*TASK BRIEF*. Set down each entry from the block beneath, exactly as written.
-----
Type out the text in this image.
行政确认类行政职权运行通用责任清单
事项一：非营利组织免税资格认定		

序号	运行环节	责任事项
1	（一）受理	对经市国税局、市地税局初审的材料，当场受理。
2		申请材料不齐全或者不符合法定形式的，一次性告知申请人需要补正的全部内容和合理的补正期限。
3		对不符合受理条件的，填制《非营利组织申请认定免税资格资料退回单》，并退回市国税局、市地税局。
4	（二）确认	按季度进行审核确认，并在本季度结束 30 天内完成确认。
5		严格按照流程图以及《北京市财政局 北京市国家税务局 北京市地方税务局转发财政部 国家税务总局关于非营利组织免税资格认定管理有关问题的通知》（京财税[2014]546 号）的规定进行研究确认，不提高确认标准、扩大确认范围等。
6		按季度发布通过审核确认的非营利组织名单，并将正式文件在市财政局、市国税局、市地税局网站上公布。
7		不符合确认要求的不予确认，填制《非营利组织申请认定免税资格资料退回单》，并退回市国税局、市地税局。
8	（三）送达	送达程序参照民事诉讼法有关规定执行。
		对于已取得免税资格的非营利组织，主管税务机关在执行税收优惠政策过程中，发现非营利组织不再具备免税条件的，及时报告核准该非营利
-----
*EXERCISE RESULT*.
Type out the text in this image.
行政确认类行政职权运行通用责任清单
事项一：非营利组织免税资格认定		

序号	运行环节	责任事项
1	（一）受理	对经市国税局、市地税局初审的材料，当场受理。
2		申请材料不齐全或者不符合法定形式的，一次性告知申请人需要补正的全部内容和合理的补正期限。
3		对不符合受理条件的，填制《非营利组织申请认定免税资格资料退回单》，并退回市国税局、市地税局。
4	（二）确认	按季度进行审核确认，并在本季度结束 30 天内完成确认。
5		严格按照流程图以及《北京市财政局 北京市国家税务局 北京市地方税务局转发财政部 国家税务总局关于非营利组织免税资格认定管理有关问题的通知》（京财税[2014]546 号）的规定进行研究确认，不提高确认标准、扩大确认范围等。
6		按季度发布通过审核确认的非营利组织名单，并将正式文件在市财政局、市国税局、市地税局网站上公布。
7		不符合确认要求的不予确认，填制《非营利组织申请认定免税资格资料退回单》，并退回市国税局、市地税局。
8	（三）送达	送达程序参照民事诉讼法有关规定执行。
		对于已取得免税资格的非营利组织，主管税务机关在执行税收优惠政策过程中，发现非营利组织不再具备免税条件的，及时报告核准该非营利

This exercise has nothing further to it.